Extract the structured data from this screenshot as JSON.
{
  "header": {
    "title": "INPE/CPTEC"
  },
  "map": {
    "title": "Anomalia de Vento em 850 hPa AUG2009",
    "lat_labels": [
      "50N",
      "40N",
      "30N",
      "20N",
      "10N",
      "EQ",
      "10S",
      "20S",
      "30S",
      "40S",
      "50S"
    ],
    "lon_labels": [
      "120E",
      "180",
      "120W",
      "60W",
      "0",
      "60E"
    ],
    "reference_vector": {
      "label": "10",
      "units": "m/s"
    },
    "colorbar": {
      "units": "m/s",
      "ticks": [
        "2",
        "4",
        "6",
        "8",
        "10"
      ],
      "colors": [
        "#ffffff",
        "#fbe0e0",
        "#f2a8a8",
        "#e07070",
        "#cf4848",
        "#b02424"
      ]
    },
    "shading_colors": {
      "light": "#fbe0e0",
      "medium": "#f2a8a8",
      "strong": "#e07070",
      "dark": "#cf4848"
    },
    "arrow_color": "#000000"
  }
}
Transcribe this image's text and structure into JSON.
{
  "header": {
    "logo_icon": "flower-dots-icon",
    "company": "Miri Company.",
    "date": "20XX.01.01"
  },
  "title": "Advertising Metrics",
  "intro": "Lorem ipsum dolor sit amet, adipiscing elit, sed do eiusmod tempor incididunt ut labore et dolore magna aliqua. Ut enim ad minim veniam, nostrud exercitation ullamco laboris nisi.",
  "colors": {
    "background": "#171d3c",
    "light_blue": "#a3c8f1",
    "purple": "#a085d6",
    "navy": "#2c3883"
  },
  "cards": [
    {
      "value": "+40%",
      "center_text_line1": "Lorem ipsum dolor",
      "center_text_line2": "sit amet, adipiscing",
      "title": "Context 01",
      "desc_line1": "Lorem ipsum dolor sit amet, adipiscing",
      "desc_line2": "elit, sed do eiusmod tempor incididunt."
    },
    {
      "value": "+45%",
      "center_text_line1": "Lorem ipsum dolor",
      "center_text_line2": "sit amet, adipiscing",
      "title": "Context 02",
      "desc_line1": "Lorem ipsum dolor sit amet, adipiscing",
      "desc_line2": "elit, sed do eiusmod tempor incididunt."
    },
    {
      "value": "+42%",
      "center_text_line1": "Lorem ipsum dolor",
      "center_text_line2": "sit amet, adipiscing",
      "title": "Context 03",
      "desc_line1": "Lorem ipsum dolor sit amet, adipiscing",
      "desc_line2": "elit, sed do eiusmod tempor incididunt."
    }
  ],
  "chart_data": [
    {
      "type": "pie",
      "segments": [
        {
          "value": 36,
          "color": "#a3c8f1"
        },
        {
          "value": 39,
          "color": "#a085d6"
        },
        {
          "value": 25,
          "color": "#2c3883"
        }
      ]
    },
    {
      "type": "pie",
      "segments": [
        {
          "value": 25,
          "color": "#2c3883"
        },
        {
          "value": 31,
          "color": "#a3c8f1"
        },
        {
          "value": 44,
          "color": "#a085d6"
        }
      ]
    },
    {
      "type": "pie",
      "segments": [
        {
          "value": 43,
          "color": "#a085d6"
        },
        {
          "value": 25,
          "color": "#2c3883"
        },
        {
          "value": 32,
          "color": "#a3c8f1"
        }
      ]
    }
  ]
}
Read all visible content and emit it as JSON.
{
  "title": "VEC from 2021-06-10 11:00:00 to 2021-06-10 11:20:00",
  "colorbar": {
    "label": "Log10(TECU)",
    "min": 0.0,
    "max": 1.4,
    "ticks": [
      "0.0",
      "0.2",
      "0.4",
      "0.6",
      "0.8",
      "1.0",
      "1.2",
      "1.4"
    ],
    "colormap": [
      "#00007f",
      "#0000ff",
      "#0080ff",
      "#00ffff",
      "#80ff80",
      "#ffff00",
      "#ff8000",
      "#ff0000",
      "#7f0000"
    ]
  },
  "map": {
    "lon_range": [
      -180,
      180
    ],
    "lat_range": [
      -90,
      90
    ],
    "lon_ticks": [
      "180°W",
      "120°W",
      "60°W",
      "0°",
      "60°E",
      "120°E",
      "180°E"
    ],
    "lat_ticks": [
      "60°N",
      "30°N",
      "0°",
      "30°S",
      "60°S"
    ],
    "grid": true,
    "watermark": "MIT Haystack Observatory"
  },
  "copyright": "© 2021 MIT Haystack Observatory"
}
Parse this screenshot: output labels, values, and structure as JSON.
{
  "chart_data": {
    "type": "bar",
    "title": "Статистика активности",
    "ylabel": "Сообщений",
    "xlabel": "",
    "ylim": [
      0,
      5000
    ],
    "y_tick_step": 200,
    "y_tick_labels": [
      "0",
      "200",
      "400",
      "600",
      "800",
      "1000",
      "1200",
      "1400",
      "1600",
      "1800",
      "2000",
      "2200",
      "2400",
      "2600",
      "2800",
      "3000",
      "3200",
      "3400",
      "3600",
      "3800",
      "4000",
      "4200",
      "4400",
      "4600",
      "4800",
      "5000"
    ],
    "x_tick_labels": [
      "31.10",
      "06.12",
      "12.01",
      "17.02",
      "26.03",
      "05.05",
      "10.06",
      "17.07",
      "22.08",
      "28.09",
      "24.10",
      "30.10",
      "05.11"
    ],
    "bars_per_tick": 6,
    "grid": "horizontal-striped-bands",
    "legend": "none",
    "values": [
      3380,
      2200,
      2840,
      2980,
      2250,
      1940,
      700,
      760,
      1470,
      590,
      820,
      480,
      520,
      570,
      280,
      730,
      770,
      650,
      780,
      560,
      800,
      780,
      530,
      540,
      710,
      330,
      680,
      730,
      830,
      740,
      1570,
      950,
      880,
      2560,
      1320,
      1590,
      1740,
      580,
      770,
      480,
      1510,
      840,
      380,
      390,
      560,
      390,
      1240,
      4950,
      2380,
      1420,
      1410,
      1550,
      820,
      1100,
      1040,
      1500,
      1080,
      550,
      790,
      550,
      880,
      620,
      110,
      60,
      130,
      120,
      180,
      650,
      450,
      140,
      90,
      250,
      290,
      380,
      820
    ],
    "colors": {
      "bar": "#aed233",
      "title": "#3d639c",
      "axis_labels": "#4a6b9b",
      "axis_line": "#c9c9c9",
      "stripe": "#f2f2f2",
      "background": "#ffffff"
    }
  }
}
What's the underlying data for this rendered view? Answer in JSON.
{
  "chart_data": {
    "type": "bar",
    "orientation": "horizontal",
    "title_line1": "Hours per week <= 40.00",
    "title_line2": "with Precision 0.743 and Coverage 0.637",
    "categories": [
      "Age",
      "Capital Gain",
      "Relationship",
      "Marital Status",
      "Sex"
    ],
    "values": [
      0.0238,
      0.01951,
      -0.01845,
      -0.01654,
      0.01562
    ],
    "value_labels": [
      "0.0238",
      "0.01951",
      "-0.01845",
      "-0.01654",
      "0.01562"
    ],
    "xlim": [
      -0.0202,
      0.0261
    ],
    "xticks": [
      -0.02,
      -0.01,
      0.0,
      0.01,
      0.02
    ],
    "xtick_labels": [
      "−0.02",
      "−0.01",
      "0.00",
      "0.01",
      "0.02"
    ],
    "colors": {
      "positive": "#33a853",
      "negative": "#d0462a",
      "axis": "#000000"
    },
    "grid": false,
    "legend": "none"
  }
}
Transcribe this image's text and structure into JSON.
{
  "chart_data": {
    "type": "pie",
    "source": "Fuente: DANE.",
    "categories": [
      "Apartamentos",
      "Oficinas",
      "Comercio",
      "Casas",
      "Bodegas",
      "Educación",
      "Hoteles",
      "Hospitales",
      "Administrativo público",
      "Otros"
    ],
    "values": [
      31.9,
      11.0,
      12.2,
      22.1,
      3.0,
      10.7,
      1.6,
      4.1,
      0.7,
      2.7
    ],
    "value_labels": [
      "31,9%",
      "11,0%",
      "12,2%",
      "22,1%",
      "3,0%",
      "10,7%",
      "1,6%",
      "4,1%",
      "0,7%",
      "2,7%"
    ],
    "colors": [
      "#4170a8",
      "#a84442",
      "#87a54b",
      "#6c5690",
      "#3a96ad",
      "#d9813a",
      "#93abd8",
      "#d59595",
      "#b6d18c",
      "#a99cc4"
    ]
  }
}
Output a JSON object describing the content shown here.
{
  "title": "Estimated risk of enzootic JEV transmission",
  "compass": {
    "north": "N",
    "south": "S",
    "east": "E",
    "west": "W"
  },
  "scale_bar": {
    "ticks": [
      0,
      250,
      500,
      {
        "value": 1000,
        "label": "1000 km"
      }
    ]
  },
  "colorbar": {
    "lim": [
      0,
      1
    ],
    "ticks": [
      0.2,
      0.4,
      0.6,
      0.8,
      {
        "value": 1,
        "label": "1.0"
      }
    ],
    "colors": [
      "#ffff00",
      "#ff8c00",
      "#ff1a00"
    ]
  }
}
• • • • •
EXERCISE PROMPT –
Scan the records for the string "Observatory". Copy each line in which it appears.

SOLUTION FOR THIS TASK –
    "watermark": "MIT Haystack Observatory"
  "copyright": "© 2021 MIT Haystack Observatory"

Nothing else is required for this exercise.